— start —

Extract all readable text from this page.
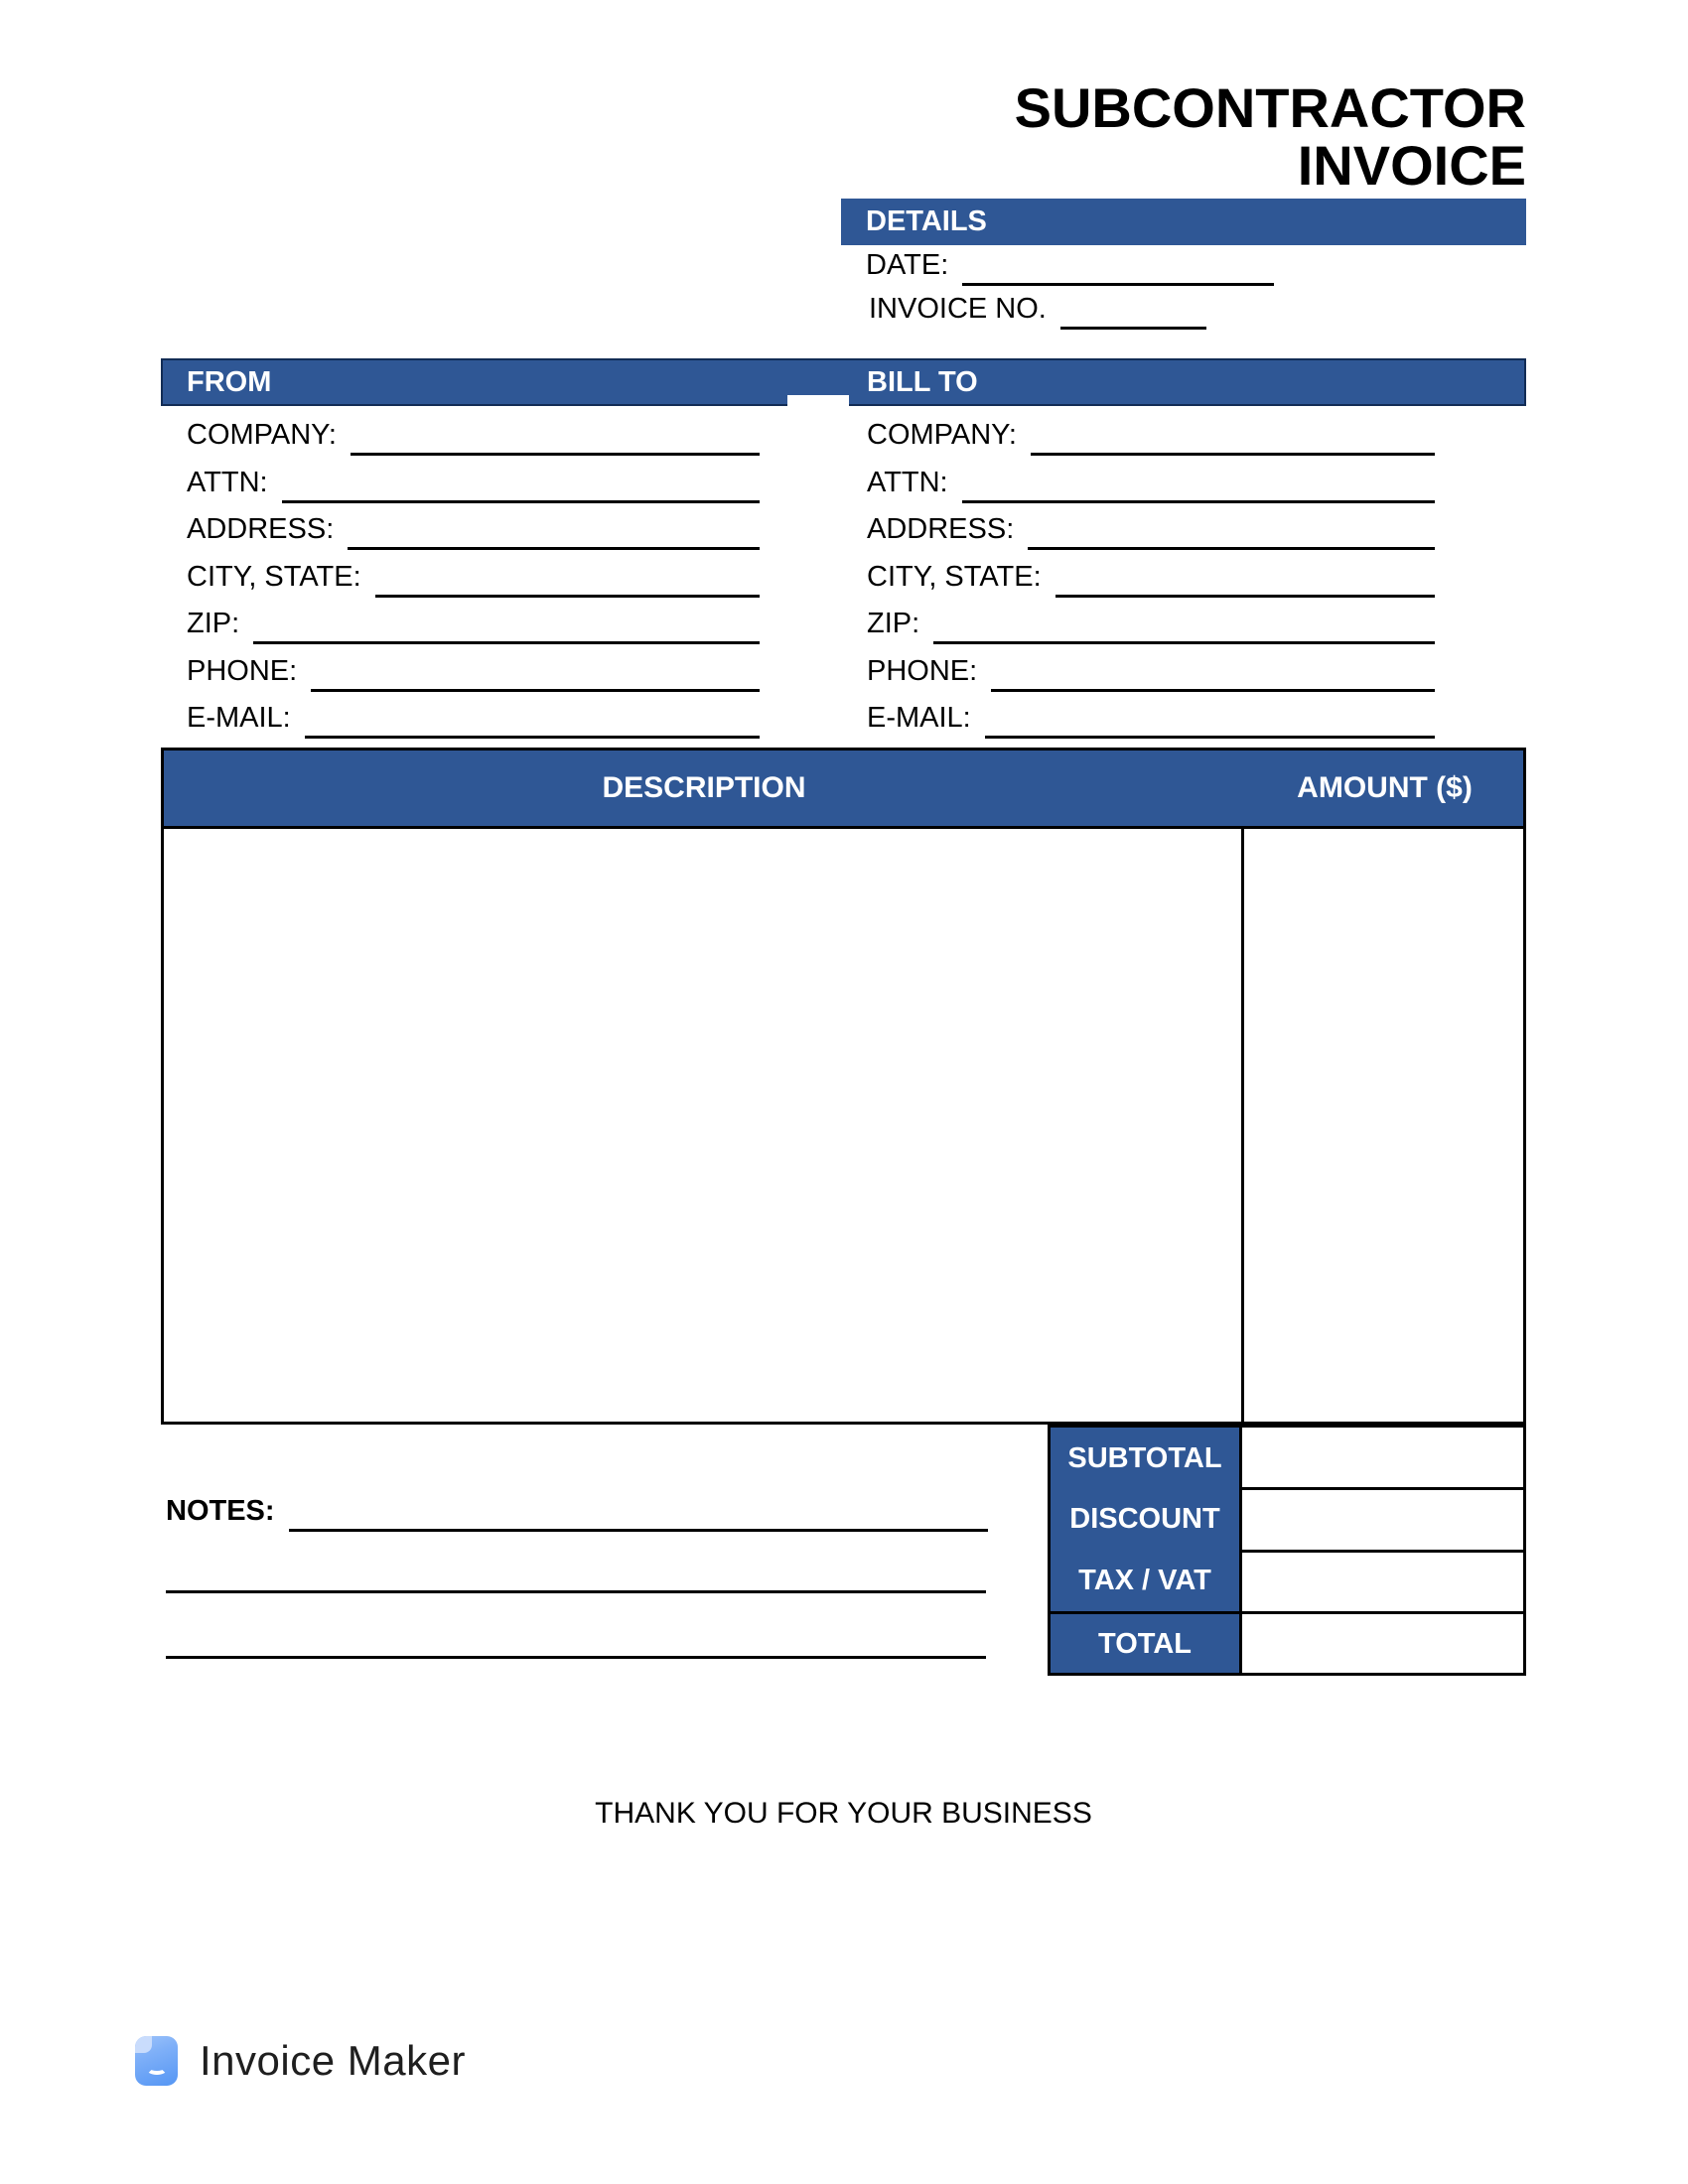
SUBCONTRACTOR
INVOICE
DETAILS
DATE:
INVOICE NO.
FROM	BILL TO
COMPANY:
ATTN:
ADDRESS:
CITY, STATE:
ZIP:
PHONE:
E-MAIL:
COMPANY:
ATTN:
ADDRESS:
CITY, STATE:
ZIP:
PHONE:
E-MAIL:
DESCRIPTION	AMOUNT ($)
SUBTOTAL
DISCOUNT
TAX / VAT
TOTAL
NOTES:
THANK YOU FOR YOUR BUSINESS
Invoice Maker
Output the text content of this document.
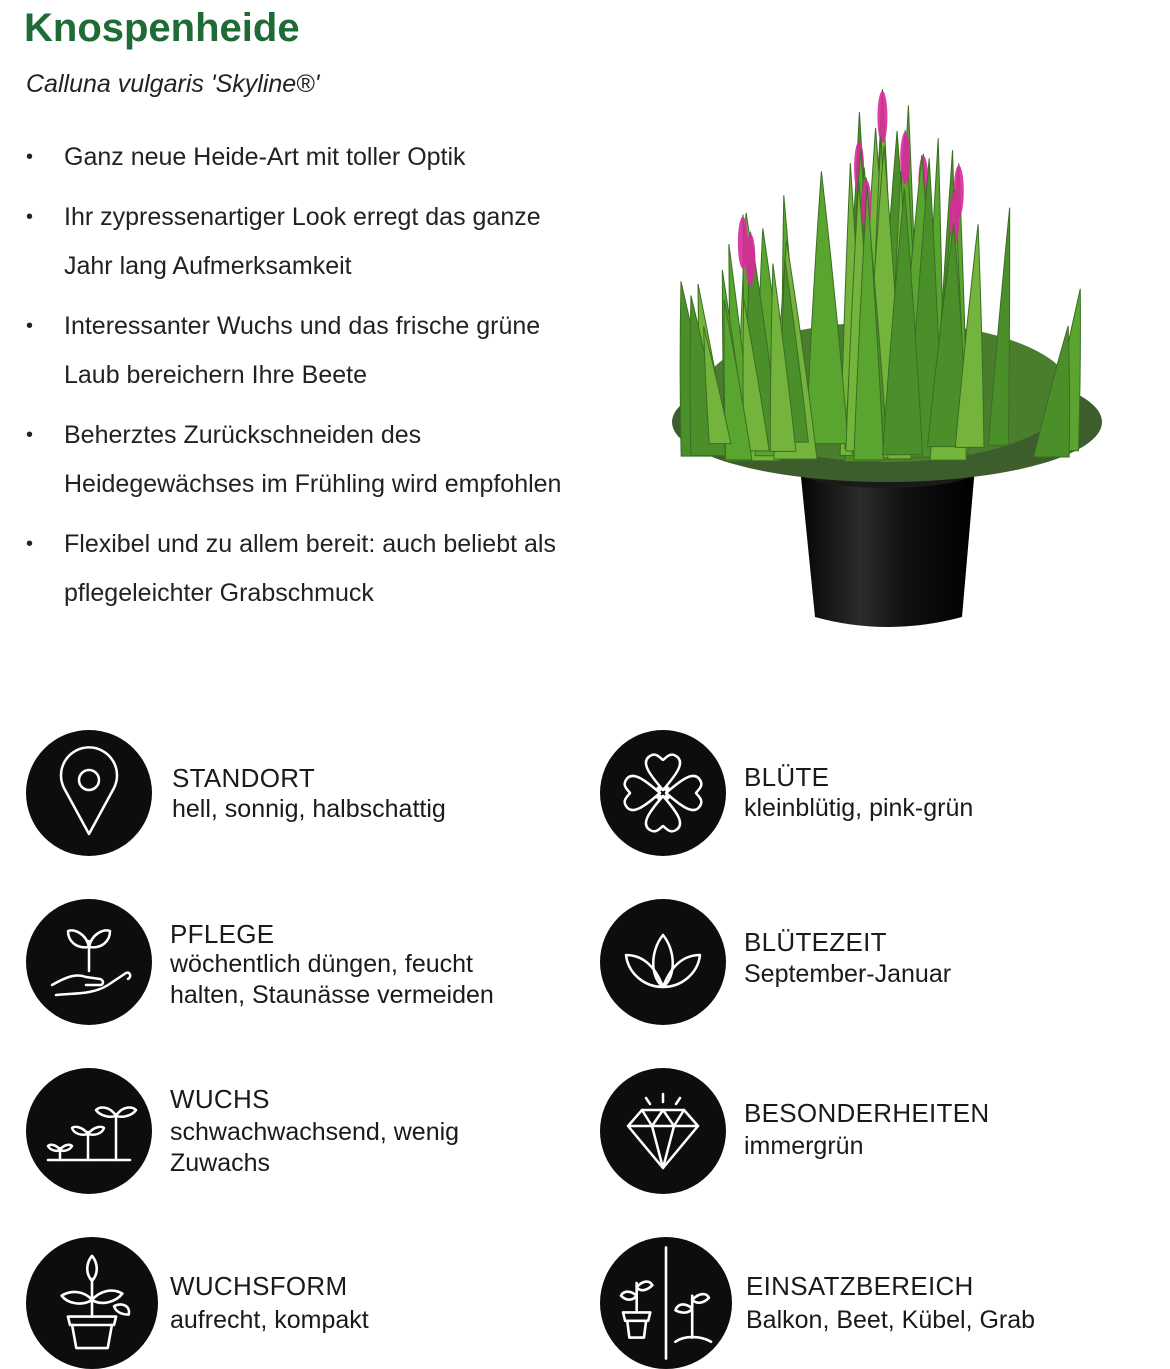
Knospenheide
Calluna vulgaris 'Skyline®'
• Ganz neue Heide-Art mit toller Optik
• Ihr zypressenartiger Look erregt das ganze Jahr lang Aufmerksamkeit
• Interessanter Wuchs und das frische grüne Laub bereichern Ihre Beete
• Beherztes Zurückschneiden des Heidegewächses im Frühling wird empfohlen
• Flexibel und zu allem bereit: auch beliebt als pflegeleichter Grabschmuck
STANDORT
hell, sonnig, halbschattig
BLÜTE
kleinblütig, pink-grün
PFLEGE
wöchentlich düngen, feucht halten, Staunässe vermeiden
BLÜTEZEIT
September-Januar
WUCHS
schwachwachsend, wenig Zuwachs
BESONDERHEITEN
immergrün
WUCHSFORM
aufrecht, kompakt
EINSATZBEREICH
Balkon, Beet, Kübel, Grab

— end —

▸ Work instructions: Only the lines from the one containing "Output the text content of this document." through the last line of the records above should be repeated, exactly and without pictures.

▸ Result of the exercise:
Output the text content of this document.
Knospenheide
Calluna vulgaris 'Skyline®'
• Ganz neue Heide-Art mit toller Optik
• Ihr zypressenartiger Look erregt das ganze Jahr lang Aufmerksamkeit
• Interessanter Wuchs und das frische grüne Laub bereichern Ihre Beete
• Beherztes Zurückschneiden des Heidegewächses im Frühling wird empfohlen
• Flexibel und zu allem bereit: auch beliebt als pflegeleichter Grabschmuck
STANDORT
hell, sonnig, halbschattig
BLÜTE
kleinblütig, pink-grün
PFLEGE
wöchentlich düngen, feucht halten, Staunässe vermeiden
BLÜTEZEIT
September-Januar
WUCHS
schwachwachsend, wenig Zuwachs
BESONDERHEITEN
immergrün
WUCHSFORM
aufrecht, kompakt
EINSATZBEREICH
Balkon, Beet, Kübel, Grab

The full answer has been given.